[Exercise directions]
All entries below need to be written out exactly, but without their pictures.

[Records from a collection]
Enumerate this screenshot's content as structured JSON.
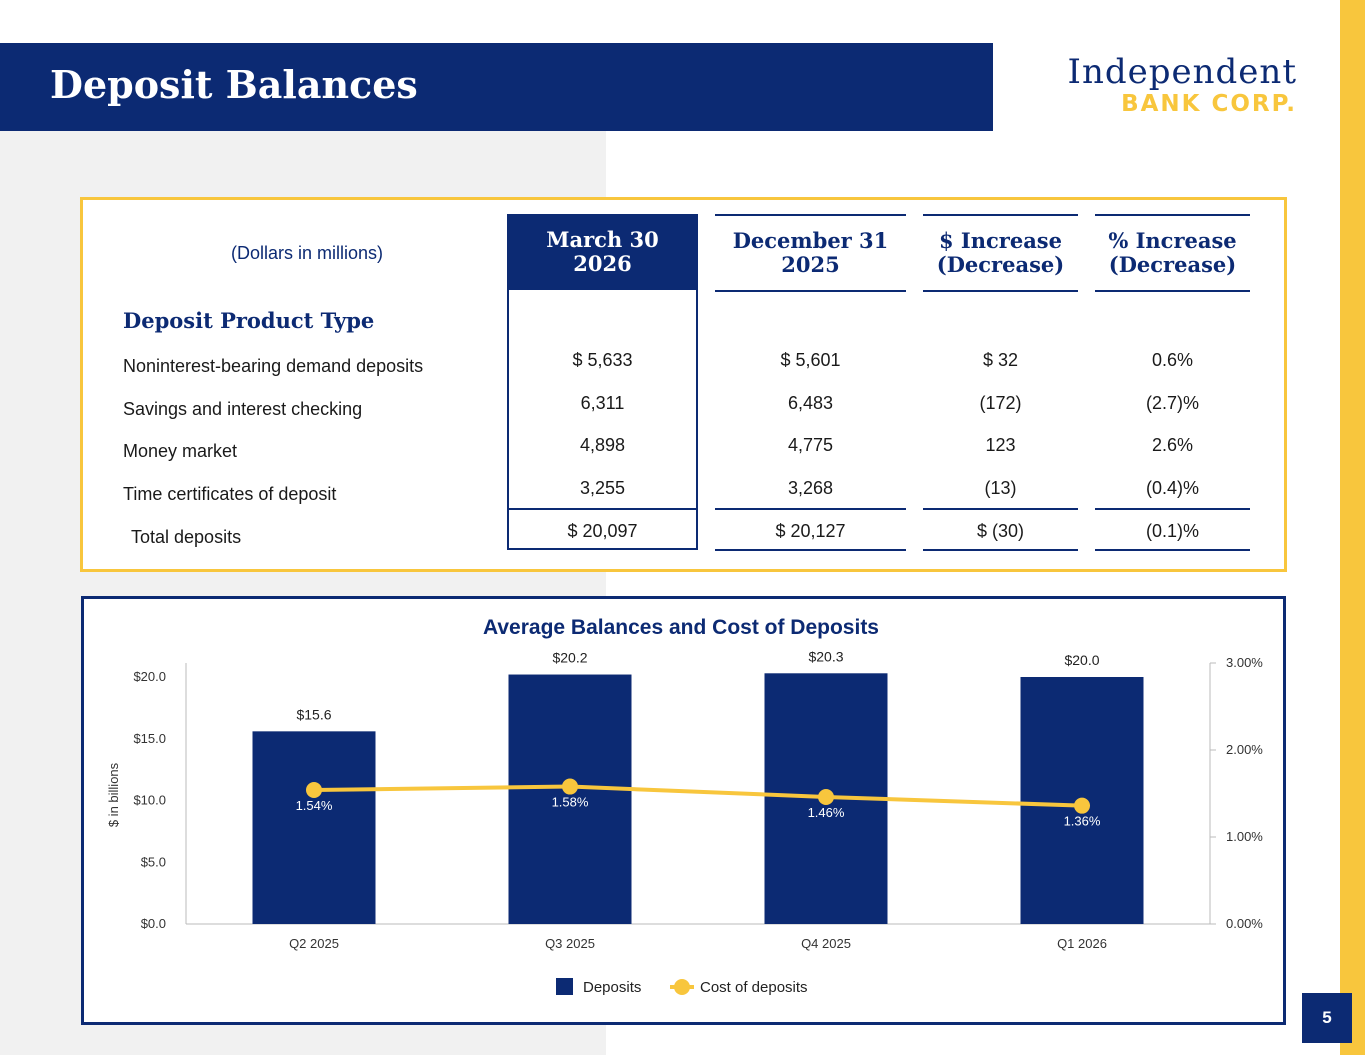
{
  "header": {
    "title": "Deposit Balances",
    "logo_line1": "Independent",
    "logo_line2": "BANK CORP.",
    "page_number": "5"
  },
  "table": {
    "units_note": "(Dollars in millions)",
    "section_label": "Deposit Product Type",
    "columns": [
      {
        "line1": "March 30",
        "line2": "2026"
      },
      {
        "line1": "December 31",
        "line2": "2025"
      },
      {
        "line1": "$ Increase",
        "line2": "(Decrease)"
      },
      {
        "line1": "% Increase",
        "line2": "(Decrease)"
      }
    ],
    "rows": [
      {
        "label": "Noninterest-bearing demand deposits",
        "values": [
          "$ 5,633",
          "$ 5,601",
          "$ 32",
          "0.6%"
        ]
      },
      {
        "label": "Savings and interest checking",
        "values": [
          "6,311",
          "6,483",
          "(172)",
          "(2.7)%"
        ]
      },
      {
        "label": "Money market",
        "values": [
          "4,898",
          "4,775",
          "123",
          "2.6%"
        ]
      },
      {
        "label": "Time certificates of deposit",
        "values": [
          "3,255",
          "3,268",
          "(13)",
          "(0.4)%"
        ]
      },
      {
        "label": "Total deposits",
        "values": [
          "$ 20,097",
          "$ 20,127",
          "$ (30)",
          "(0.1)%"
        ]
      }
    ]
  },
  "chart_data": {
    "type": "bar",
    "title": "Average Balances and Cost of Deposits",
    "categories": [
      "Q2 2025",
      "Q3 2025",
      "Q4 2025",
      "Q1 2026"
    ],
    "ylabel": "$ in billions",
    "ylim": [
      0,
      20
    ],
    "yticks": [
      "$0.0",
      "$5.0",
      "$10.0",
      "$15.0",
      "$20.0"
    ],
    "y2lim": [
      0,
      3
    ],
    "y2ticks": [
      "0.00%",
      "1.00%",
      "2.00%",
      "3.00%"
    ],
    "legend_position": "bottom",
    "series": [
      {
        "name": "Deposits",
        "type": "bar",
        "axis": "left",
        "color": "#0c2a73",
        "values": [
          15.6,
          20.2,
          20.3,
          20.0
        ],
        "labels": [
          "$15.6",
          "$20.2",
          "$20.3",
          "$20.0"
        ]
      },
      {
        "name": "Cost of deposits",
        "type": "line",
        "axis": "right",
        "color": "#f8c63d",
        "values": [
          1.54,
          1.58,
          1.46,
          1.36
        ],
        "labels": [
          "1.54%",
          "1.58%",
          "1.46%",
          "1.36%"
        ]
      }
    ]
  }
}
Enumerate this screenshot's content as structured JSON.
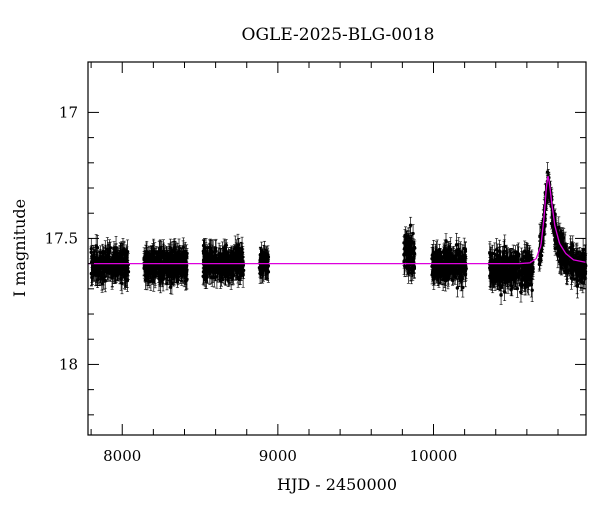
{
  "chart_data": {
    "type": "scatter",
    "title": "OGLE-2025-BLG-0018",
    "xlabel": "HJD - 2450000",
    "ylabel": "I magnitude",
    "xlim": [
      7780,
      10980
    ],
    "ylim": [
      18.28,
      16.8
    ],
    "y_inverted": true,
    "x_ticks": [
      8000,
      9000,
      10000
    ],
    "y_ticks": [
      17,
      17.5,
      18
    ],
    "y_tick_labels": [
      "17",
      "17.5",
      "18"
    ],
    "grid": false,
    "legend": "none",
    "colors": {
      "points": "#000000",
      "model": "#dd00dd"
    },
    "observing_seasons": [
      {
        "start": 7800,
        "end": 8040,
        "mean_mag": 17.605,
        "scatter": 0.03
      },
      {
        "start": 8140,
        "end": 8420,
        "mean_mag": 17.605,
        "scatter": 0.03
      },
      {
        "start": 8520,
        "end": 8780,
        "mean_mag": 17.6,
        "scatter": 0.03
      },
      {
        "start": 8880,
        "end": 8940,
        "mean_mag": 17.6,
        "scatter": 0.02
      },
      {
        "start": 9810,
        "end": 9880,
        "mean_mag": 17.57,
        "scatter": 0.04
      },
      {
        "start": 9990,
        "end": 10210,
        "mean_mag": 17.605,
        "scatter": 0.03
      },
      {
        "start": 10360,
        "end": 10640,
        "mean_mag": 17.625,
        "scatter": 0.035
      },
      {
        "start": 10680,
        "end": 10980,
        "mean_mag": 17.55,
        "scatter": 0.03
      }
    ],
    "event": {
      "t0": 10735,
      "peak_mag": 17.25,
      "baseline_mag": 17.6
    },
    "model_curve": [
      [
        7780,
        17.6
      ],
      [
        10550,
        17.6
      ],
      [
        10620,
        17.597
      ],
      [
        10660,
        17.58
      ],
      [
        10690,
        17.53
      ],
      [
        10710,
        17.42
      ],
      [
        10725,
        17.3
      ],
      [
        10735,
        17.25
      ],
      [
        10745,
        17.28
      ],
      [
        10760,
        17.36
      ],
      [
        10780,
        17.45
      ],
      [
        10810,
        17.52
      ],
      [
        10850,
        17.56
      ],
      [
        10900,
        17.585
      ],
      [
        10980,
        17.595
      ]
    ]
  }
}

[Result of this exercise]
Enumerate this screenshot's content as structured JSON.
{
  "header": {
    "title": "Deposit Balances",
    "logo_line1": "Independent",
    "logo_line2": "BANK CORP.",
    "page_number": "5"
  },
  "table": {
    "units_note": "(Dollars in millions)",
    "section_label": "Deposit Product Type",
    "columns": [
      {
        "line1": "March 30",
        "line2": "2026"
      },
      {
        "line1": "December 31",
        "line2": "2025"
      },
      {
        "line1": "$ Increase",
        "line2": "(Decrease)"
      },
      {
        "line1": "% Increase",
        "line2": "(Decrease)"
      }
    ],
    "rows": [
      {
        "label": "Noninterest-bearing demand deposits",
        "values": [
          "$ 5,633",
          "$ 5,601",
          "$ 32",
          "0.6%"
        ]
      },
      {
        "label": "Savings and interest checking",
        "values": [
          "6,311",
          "6,483",
          "(172)",
          "(2.7)%"
        ]
      },
      {
        "label": "Money market",
        "values": [
          "4,898",
          "4,775",
          "123",
          "2.6%"
        ]
      },
      {
        "label": "Time certificates of deposit",
        "values": [
          "3,255",
          "3,268",
          "(13)",
          "(0.4)%"
        ]
      },
      {
        "label": "Total deposits",
        "values": [
          "$ 20,097",
          "$ 20,127",
          "$ (30)",
          "(0.1)%"
        ]
      }
    ]
  },
  "chart_data": {
    "type": "bar",
    "title": "Average Balances and Cost of Deposits",
    "categories": [
      "Q2 2025",
      "Q3 2025",
      "Q4 2025",
      "Q1 2026"
    ],
    "ylabel": "$ in billions",
    "ylim": [
      0,
      20
    ],
    "yticks": [
      "$0.0",
      "$5.0",
      "$10.0",
      "$15.0",
      "$20.0"
    ],
    "y2lim": [
      0,
      3
    ],
    "y2ticks": [
      "0.00%",
      "1.00%",
      "2.00%",
      "3.00%"
    ],
    "legend_position": "bottom",
    "series": [
      {
        "name": "Deposits",
        "type": "bar",
        "axis": "left",
        "color": "#0c2a73",
        "values": [
          15.6,
          20.2,
          20.3,
          20.0
        ],
        "labels": [
          "$15.6",
          "$20.2",
          "$20.3",
          "$20.0"
        ]
      },
      {
        "name": "Cost of deposits",
        "type": "line",
        "axis": "right",
        "color": "#f8c63d",
        "values": [
          1.54,
          1.58,
          1.46,
          1.36
        ],
        "labels": [
          "1.54%",
          "1.58%",
          "1.46%",
          "1.36%"
        ]
      }
    ]
  }
}
Enumerate this screenshot's content as structured JSON.
{
  "chart_data": {
    "type": "scatter",
    "title": "OGLE-2025-BLG-0018",
    "xlabel": "HJD - 2450000",
    "ylabel": "I magnitude",
    "xlim": [
      7780,
      10980
    ],
    "ylim": [
      18.28,
      16.8
    ],
    "y_inverted": true,
    "x_ticks": [
      8000,
      9000,
      10000
    ],
    "y_ticks": [
      17,
      17.5,
      18
    ],
    "y_tick_labels": [
      "17",
      "17.5",
      "18"
    ],
    "grid": false,
    "legend": "none",
    "colors": {
      "points": "#000000",
      "model": "#dd00dd"
    },
    "observing_seasons": [
      {
        "start": 7800,
        "end": 8040,
        "mean_mag": 17.605,
        "scatter": 0.03
      },
      {
        "start": 8140,
        "end": 8420,
        "mean_mag": 17.605,
        "scatter": 0.03
      },
      {
        "start": 8520,
        "end": 8780,
        "mean_mag": 17.6,
        "scatter": 0.03
      },
      {
        "start": 8880,
        "end": 8940,
        "mean_mag": 17.6,
        "scatter": 0.02
      },
      {
        "start": 9810,
        "end": 9880,
        "mean_mag": 17.57,
        "scatter": 0.04
      },
      {
        "start": 9990,
        "end": 10210,
        "mean_mag": 17.605,
        "scatter": 0.03
      },
      {
        "start": 10360,
        "end": 10640,
        "mean_mag": 17.625,
        "scatter": 0.035
      },
      {
        "start": 10680,
        "end": 10980,
        "mean_mag": 17.55,
        "scatter": 0.03
      }
    ],
    "event": {
      "t0": 10735,
      "peak_mag": 17.25,
      "baseline_mag": 17.6
    },
    "model_curve": [
      [
        7780,
        17.6
      ],
      [
        10550,
        17.6
      ],
      [
        10620,
        17.597
      ],
      [
        10660,
        17.58
      ],
      [
        10690,
        17.53
      ],
      [
        10710,
        17.42
      ],
      [
        10725,
        17.3
      ],
      [
        10735,
        17.25
      ],
      [
        10745,
        17.28
      ],
      [
        10760,
        17.36
      ],
      [
        10780,
        17.45
      ],
      [
        10810,
        17.52
      ],
      [
        10850,
        17.56
      ],
      [
        10900,
        17.585
      ],
      [
        10980,
        17.595
      ]
    ]
  }
}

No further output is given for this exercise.